*What is needed:*
Copy out the listing that follows, exact in every word, and skip the images.

------ Provided records

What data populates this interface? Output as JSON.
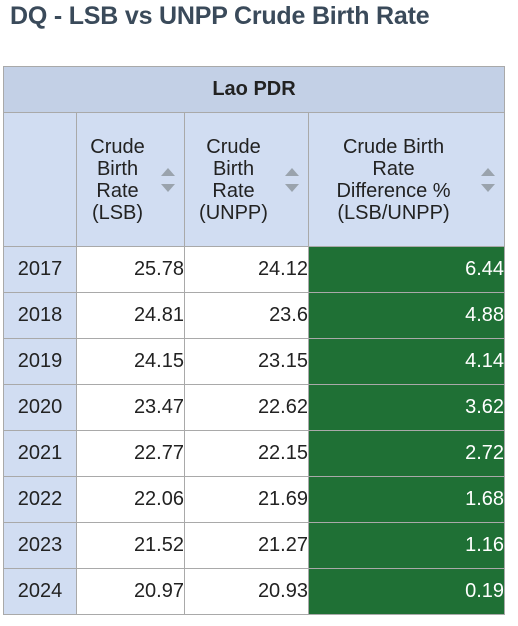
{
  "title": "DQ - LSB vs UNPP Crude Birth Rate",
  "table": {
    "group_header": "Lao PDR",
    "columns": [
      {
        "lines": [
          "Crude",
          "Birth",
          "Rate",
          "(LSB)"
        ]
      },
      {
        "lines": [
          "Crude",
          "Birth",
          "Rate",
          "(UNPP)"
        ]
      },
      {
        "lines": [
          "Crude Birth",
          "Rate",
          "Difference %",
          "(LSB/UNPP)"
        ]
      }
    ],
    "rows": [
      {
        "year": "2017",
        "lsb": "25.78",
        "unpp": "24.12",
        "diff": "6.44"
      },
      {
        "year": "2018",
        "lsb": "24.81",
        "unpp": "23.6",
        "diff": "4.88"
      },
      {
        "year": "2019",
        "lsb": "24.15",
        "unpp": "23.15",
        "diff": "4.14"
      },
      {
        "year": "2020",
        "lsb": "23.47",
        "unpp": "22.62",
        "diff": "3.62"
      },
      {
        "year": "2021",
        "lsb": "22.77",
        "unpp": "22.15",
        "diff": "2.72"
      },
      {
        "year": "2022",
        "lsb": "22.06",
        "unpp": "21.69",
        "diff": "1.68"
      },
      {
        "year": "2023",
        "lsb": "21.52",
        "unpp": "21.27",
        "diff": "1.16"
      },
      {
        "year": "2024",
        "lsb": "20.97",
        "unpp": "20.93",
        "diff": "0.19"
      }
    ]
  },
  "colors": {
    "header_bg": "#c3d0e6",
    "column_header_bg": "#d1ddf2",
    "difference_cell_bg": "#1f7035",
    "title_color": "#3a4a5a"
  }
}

------------

*Full solution:*
What data populates this interface? Output as JSON.
{
  "title": "DQ - LSB vs UNPP Crude Birth Rate",
  "table": {
    "group_header": "Lao PDR",
    "columns": [
      {
        "lines": [
          "Crude",
          "Birth",
          "Rate",
          "(LSB)"
        ]
      },
      {
        "lines": [
          "Crude",
          "Birth",
          "Rate",
          "(UNPP)"
        ]
      },
      {
        "lines": [
          "Crude Birth",
          "Rate",
          "Difference %",
          "(LSB/UNPP)"
        ]
      }
    ],
    "rows": [
      {
        "year": "2017",
        "lsb": "25.78",
        "unpp": "24.12",
        "diff": "6.44"
      },
      {
        "year": "2018",
        "lsb": "24.81",
        "unpp": "23.6",
        "diff": "4.88"
      },
      {
        "year": "2019",
        "lsb": "24.15",
        "unpp": "23.15",
        "diff": "4.14"
      },
      {
        "year": "2020",
        "lsb": "23.47",
        "unpp": "22.62",
        "diff": "3.62"
      },
      {
        "year": "2021",
        "lsb": "22.77",
        "unpp": "22.15",
        "diff": "2.72"
      },
      {
        "year": "2022",
        "lsb": "22.06",
        "unpp": "21.69",
        "diff": "1.68"
      },
      {
        "year": "2023",
        "lsb": "21.52",
        "unpp": "21.27",
        "diff": "1.16"
      },
      {
        "year": "2024",
        "lsb": "20.97",
        "unpp": "20.93",
        "diff": "0.19"
      }
    ]
  },
  "colors": {
    "header_bg": "#c3d0e6",
    "column_header_bg": "#d1ddf2",
    "difference_cell_bg": "#1f7035",
    "title_color": "#3a4a5a"
  }
}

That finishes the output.